» **Provided records**:
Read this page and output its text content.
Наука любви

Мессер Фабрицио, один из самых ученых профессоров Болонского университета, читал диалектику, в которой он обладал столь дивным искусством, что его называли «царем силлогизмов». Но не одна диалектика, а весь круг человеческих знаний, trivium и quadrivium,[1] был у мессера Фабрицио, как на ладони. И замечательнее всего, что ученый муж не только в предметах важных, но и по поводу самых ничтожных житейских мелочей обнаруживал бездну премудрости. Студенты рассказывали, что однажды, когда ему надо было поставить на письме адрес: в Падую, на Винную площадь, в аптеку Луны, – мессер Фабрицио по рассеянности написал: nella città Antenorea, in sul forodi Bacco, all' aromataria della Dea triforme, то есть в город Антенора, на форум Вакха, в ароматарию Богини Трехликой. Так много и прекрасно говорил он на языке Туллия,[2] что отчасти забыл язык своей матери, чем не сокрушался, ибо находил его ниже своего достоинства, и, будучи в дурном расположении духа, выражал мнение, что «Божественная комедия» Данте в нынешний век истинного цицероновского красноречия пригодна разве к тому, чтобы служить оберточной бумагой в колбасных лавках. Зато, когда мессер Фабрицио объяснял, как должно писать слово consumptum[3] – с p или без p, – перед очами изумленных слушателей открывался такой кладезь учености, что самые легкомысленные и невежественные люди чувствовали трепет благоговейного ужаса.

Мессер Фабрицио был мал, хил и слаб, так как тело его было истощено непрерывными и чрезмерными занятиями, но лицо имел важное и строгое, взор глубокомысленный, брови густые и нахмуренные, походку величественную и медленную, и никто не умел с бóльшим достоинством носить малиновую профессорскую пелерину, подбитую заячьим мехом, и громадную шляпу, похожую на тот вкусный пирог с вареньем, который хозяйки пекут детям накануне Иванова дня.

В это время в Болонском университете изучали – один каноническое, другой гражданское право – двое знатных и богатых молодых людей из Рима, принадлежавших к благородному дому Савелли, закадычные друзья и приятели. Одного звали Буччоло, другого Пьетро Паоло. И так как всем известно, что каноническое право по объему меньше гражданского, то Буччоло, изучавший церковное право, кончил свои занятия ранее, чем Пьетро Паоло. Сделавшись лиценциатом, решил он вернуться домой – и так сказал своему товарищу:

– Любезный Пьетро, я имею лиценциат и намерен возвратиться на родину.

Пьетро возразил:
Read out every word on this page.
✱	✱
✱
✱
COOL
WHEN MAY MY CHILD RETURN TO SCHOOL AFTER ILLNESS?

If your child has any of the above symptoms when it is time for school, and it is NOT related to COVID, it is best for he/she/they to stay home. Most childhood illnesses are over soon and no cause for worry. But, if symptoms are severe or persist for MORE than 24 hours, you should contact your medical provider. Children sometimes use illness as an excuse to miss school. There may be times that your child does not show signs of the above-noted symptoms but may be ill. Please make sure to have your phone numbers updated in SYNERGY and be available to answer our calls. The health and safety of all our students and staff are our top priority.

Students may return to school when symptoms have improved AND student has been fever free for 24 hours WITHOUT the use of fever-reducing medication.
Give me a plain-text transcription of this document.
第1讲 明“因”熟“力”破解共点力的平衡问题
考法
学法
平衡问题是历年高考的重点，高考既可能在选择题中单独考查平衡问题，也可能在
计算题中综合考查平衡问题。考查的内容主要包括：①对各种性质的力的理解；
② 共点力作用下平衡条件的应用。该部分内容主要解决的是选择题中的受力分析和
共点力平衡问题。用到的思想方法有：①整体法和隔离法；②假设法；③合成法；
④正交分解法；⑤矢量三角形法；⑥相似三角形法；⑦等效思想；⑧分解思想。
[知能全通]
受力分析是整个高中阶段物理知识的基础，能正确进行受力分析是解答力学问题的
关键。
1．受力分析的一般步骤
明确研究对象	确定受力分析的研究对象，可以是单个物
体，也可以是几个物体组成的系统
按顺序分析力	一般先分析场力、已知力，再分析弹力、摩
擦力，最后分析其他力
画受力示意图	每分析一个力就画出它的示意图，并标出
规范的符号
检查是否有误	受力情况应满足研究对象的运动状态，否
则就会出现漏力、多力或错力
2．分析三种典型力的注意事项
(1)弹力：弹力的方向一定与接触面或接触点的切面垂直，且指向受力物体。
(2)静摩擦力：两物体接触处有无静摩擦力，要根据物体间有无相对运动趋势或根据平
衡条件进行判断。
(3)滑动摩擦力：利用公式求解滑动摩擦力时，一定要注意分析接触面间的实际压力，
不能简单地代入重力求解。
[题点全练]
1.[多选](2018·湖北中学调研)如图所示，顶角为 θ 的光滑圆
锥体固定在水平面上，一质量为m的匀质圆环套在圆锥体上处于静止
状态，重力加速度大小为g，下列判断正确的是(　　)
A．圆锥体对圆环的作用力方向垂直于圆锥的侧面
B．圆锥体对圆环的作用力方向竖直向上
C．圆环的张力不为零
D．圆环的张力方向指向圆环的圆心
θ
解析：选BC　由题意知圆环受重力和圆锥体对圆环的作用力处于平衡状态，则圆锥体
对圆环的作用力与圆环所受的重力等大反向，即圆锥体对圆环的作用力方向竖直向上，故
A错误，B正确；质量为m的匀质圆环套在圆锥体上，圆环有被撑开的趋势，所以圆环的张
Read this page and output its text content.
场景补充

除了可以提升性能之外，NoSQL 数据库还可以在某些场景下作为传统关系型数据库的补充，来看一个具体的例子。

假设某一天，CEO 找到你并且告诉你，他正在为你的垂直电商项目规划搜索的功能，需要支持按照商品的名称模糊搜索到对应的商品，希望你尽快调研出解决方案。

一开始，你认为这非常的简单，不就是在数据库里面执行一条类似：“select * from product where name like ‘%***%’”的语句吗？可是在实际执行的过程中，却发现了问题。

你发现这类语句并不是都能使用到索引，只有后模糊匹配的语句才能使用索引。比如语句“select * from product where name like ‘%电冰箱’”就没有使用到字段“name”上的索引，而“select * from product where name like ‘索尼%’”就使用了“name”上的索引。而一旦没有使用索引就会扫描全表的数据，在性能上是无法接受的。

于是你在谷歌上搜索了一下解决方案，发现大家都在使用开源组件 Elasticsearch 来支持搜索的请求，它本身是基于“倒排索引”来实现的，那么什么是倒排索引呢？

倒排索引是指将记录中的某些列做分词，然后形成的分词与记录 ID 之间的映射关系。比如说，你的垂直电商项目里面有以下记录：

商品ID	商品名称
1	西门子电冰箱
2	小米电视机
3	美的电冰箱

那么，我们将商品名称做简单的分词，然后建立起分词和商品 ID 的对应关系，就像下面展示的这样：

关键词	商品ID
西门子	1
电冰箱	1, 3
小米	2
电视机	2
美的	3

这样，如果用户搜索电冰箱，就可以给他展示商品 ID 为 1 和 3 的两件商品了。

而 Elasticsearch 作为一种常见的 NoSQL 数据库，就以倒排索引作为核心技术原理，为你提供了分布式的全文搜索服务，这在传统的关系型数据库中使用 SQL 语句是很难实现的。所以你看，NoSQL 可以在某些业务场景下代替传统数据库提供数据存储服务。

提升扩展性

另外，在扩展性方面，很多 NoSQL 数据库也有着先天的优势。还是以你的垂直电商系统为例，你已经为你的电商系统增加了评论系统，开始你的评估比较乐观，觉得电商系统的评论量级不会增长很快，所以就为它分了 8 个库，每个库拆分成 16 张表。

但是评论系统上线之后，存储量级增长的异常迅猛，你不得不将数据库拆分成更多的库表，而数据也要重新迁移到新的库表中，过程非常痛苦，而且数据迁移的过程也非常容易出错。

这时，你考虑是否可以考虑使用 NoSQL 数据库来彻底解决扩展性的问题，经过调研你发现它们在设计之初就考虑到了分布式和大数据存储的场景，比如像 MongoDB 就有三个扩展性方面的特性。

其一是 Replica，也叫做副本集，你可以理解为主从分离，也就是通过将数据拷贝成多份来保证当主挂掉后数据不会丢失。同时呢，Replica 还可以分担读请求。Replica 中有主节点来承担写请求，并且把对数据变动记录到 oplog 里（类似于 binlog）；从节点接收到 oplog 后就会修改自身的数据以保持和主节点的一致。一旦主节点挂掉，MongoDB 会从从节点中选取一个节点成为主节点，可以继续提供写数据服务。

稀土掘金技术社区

» **Written exercise**: Lines from the records above that hold "like" are the ones to list.

» **Worked solution**:
一开始，你认为这非常的简单，不就是在数据库里面执行一条类似：“select * from product where name like ‘%***%’”的语句吗？可是在实际执行的过程中，却发现了问题。
你发现这类语句并不是都能使用到索引，只有后模糊匹配的语句才能使用索引。比如语句“select * from product where name like ‘%电冰箱’”就没有使用到字段“name”上的索引，而“select * from product where name like ‘索尼%’”就使用了“name”上的索引。而一旦没有使用索引就会扫描全表的数据，在性能上是无法接受的。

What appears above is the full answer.